____ Input for this task

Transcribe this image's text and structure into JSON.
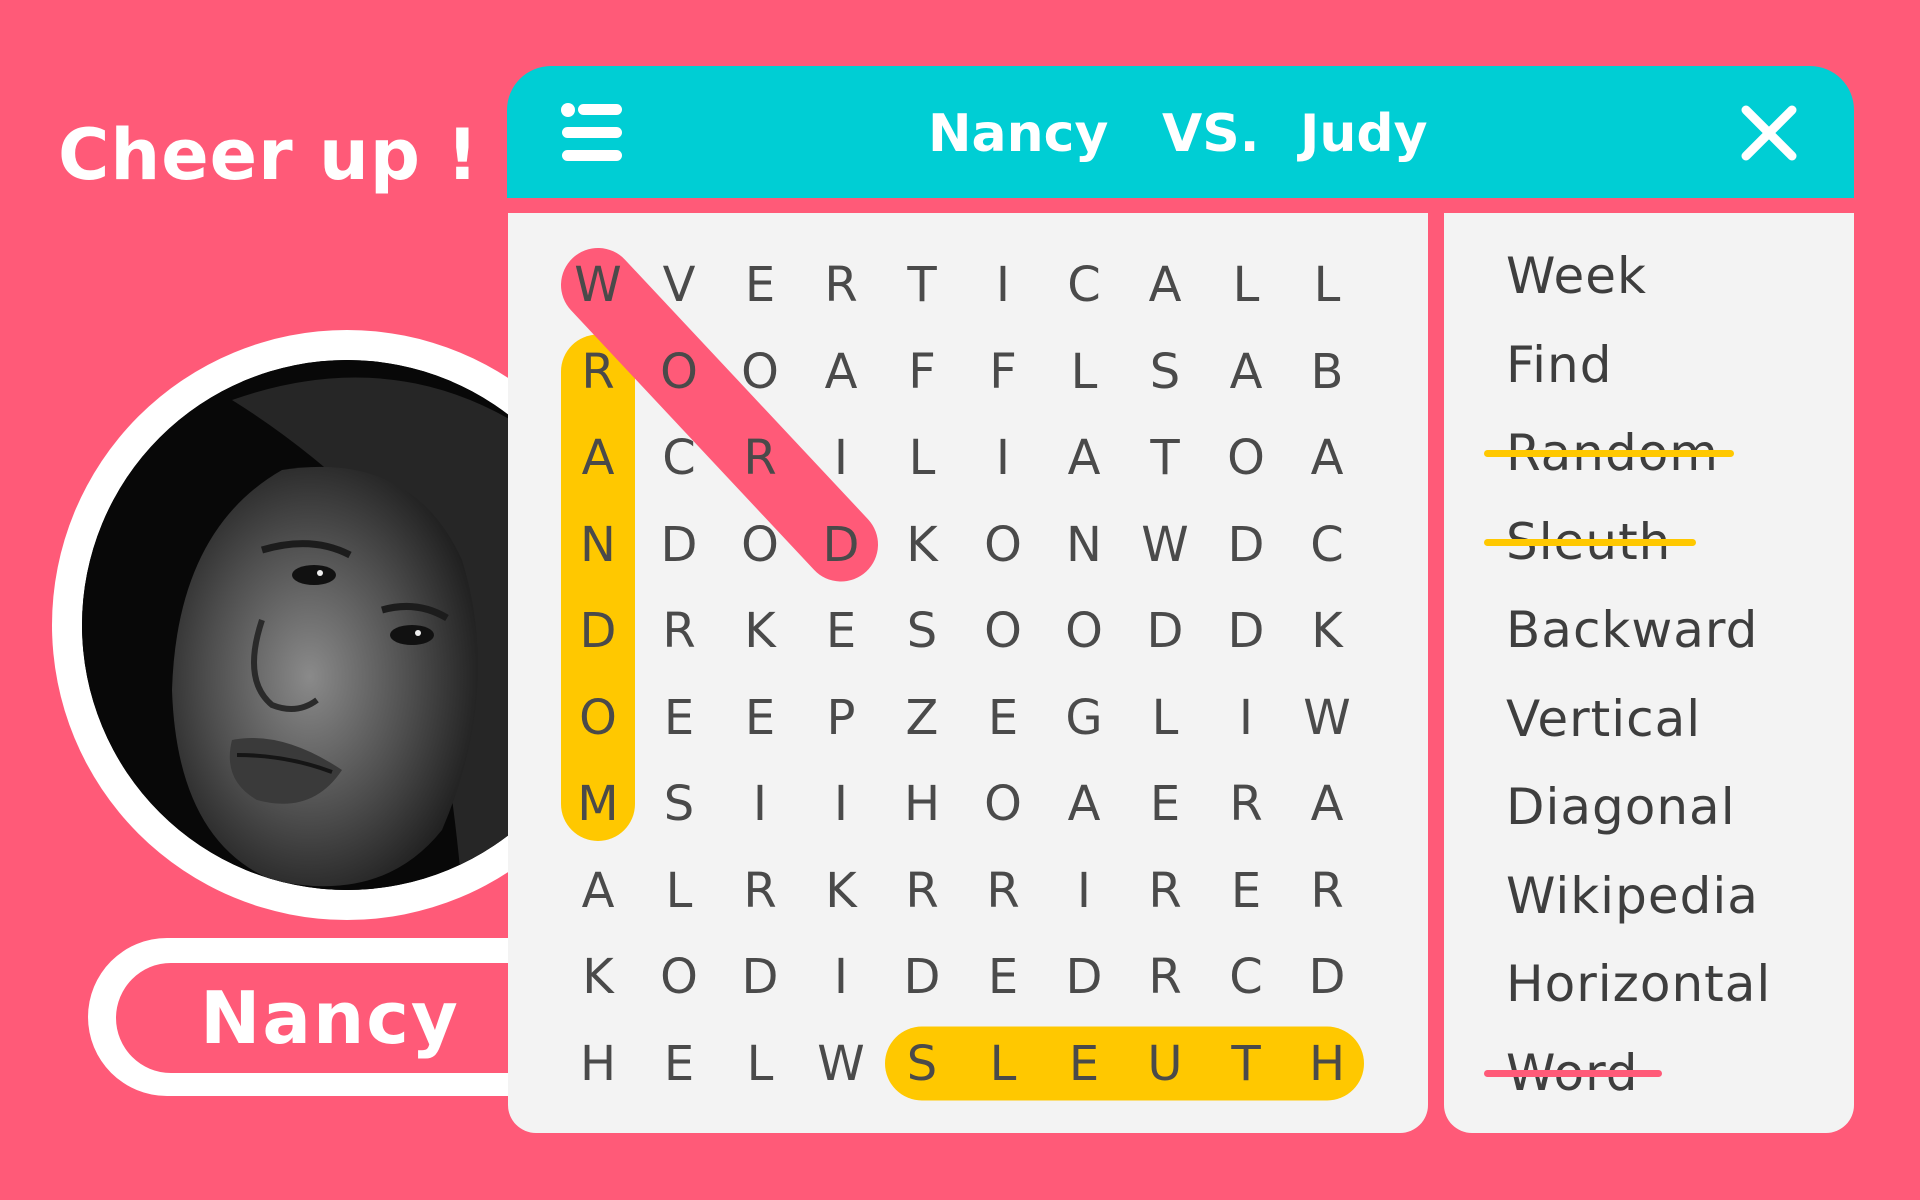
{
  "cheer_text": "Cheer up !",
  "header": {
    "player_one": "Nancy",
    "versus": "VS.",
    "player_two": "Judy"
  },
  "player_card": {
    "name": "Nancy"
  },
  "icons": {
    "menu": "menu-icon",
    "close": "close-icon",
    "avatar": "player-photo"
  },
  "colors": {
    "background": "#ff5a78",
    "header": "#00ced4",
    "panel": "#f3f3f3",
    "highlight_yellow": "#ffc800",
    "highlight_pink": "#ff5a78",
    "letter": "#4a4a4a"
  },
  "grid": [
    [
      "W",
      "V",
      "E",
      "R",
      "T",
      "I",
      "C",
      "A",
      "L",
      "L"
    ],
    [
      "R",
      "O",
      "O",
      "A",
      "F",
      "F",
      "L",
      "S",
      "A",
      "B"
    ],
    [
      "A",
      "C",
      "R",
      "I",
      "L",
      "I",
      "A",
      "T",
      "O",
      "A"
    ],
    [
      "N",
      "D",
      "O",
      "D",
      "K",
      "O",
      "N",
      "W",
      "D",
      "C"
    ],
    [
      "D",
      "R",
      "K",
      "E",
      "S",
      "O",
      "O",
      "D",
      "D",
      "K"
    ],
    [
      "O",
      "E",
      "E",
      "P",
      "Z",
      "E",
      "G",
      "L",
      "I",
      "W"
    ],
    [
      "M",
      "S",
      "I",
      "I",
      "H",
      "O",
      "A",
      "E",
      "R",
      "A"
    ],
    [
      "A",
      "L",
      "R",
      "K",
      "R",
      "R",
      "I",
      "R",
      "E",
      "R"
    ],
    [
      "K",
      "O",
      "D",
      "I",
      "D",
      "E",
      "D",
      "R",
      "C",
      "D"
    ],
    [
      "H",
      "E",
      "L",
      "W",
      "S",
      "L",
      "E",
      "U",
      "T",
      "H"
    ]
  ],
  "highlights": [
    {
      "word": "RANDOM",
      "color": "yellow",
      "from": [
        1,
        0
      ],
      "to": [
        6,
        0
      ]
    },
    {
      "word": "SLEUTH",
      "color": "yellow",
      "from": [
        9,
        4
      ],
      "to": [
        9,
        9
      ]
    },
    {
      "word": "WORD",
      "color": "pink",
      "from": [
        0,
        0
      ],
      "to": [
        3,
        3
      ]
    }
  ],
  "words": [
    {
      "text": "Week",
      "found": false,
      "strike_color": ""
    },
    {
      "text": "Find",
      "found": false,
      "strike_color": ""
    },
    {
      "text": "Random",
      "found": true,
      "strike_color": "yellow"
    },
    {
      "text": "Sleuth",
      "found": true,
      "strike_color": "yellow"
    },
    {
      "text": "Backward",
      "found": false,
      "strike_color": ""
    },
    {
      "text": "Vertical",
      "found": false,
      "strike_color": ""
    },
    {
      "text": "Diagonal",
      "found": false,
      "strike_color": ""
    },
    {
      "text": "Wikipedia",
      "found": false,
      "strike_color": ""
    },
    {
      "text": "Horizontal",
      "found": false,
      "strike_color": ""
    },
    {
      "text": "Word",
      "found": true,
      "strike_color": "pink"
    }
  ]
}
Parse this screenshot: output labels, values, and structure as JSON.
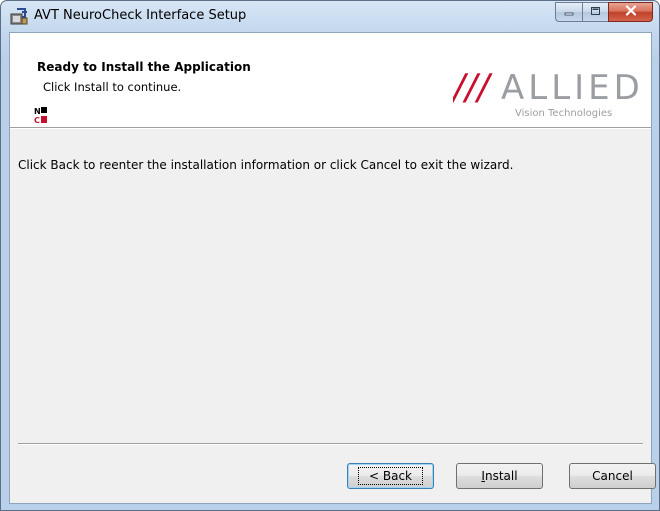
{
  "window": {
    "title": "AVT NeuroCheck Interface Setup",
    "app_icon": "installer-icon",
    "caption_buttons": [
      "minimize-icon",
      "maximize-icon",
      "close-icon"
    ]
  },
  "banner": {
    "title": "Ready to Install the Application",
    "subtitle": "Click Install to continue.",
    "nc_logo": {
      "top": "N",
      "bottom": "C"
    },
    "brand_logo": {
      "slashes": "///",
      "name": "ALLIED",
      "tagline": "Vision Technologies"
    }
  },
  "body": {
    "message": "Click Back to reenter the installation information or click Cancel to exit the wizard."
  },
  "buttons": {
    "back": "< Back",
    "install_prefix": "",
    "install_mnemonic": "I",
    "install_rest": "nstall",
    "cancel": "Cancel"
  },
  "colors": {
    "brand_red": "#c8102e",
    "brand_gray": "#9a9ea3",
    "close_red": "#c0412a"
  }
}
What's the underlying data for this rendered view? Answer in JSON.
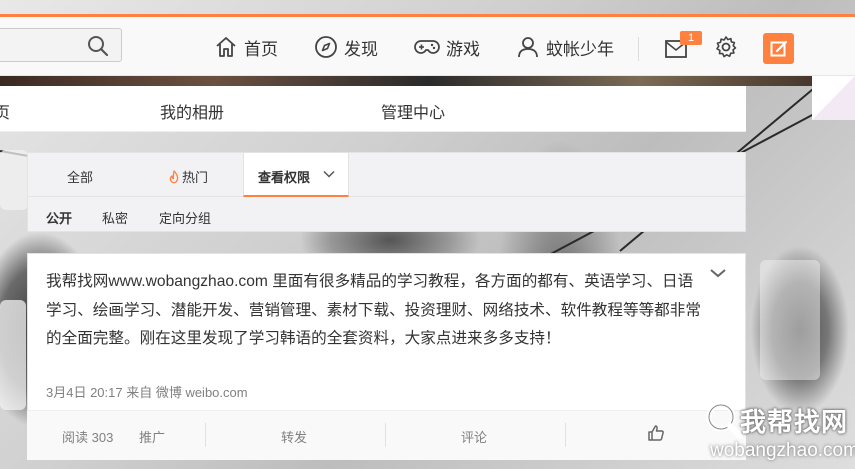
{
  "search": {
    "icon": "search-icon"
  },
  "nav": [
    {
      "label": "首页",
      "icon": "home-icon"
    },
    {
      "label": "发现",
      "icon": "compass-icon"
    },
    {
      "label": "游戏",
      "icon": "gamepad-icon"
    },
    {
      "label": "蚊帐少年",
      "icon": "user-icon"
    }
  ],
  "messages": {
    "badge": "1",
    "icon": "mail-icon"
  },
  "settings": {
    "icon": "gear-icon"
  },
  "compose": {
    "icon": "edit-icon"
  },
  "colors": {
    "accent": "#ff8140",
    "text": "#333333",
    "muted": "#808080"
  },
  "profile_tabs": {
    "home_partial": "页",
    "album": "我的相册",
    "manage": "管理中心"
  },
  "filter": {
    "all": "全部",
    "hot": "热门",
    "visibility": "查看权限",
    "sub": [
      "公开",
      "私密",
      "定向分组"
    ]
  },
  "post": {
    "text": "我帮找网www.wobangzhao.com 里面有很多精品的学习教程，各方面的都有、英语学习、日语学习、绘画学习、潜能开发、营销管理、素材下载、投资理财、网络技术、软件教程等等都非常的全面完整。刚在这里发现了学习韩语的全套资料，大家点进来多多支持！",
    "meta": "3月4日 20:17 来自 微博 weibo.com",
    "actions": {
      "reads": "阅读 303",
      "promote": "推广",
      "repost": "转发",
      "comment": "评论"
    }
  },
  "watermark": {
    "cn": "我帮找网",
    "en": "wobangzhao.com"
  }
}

________
____ Input for this task

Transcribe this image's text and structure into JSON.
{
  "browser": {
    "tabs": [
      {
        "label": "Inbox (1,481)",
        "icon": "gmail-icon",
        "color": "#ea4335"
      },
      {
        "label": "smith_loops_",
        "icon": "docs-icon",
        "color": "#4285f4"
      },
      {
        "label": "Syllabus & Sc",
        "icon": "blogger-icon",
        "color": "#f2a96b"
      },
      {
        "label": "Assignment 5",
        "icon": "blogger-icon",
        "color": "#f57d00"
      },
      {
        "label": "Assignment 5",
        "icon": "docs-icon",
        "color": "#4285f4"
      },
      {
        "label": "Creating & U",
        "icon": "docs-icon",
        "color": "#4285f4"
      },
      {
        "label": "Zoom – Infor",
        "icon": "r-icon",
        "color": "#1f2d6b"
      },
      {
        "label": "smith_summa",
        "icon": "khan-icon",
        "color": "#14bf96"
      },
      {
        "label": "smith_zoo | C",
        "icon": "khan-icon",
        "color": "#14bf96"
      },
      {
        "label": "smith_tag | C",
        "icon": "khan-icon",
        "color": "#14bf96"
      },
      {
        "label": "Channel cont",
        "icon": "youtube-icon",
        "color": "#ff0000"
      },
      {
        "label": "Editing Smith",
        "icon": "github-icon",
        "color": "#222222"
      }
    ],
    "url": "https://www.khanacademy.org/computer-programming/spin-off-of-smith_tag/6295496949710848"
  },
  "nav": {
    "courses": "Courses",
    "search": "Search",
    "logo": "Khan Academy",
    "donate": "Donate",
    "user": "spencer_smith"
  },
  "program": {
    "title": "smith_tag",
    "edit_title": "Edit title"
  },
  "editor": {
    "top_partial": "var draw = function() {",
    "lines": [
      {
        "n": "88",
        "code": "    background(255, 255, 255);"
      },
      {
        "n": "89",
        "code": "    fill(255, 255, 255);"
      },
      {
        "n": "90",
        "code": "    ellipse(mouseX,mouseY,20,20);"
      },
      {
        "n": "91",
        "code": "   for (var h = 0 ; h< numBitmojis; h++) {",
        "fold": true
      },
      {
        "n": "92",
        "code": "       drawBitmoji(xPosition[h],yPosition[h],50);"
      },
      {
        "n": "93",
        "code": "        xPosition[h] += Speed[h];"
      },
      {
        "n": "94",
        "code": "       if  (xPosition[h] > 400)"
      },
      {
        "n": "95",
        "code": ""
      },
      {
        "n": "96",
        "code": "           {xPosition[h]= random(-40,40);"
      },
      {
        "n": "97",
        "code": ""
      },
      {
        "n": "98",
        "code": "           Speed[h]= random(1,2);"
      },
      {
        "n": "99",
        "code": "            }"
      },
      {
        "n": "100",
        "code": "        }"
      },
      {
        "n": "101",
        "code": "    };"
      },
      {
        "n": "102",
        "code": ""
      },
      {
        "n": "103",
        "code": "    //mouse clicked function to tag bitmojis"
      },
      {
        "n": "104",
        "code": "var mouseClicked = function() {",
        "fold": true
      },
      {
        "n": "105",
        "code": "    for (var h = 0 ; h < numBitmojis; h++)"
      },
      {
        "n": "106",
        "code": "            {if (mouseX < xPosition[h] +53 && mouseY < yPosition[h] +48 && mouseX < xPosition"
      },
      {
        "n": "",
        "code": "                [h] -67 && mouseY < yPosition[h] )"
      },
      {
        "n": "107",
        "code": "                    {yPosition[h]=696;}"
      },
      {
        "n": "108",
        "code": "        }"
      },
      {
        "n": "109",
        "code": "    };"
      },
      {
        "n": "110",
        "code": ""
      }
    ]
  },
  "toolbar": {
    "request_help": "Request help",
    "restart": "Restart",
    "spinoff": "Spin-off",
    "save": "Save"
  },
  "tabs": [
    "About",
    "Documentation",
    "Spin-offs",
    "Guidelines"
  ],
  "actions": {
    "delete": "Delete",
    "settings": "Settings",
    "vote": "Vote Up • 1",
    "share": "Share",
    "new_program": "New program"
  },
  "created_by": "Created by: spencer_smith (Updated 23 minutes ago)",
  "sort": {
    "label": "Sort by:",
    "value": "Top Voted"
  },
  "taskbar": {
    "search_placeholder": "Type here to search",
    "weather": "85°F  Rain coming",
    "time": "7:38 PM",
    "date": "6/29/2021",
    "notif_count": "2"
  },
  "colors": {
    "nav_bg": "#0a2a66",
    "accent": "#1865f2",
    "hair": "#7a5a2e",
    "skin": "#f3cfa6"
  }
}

________
____ Input for this task

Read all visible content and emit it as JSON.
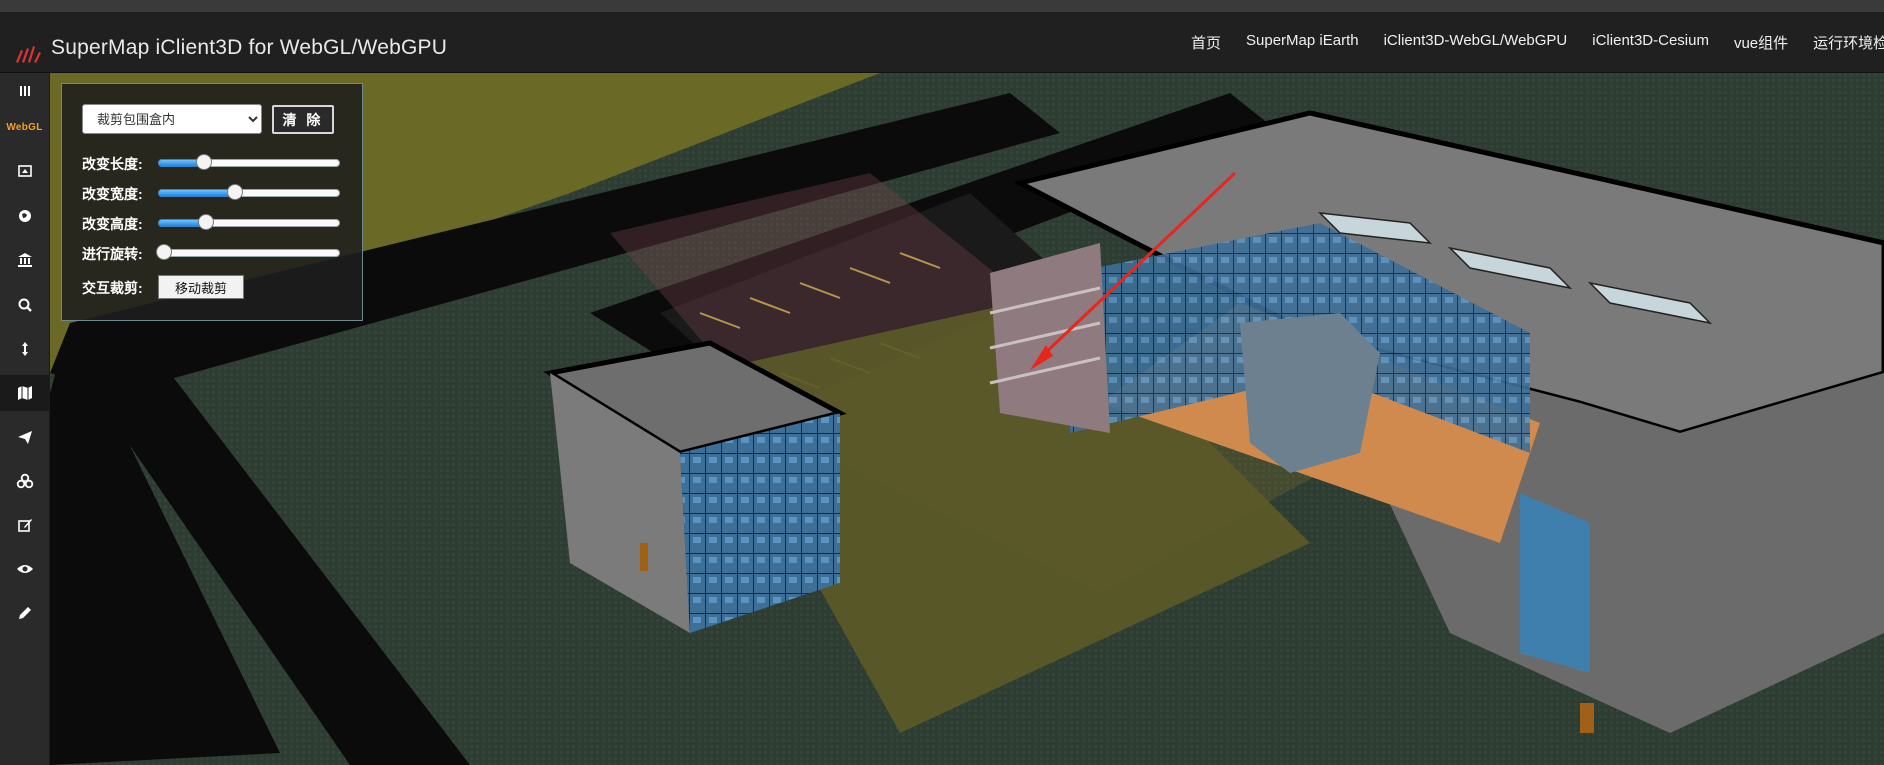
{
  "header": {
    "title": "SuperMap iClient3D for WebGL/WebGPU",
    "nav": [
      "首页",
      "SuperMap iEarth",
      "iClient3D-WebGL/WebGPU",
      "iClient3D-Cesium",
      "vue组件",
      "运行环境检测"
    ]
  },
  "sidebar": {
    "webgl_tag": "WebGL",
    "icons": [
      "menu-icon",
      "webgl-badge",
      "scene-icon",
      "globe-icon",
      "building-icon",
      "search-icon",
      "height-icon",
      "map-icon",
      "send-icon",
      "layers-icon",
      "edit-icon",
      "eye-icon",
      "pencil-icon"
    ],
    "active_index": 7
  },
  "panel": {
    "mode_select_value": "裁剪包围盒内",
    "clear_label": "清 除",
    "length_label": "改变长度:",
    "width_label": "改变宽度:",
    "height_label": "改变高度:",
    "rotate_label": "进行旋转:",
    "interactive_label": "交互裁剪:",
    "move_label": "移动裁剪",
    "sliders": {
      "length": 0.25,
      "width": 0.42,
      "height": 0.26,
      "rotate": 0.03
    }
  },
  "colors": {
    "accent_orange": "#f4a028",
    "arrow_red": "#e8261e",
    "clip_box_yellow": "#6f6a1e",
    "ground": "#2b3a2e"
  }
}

________

**The request**. State, as a bare number, how many lines of the listing hold the word "Cancel".

**Result**. 2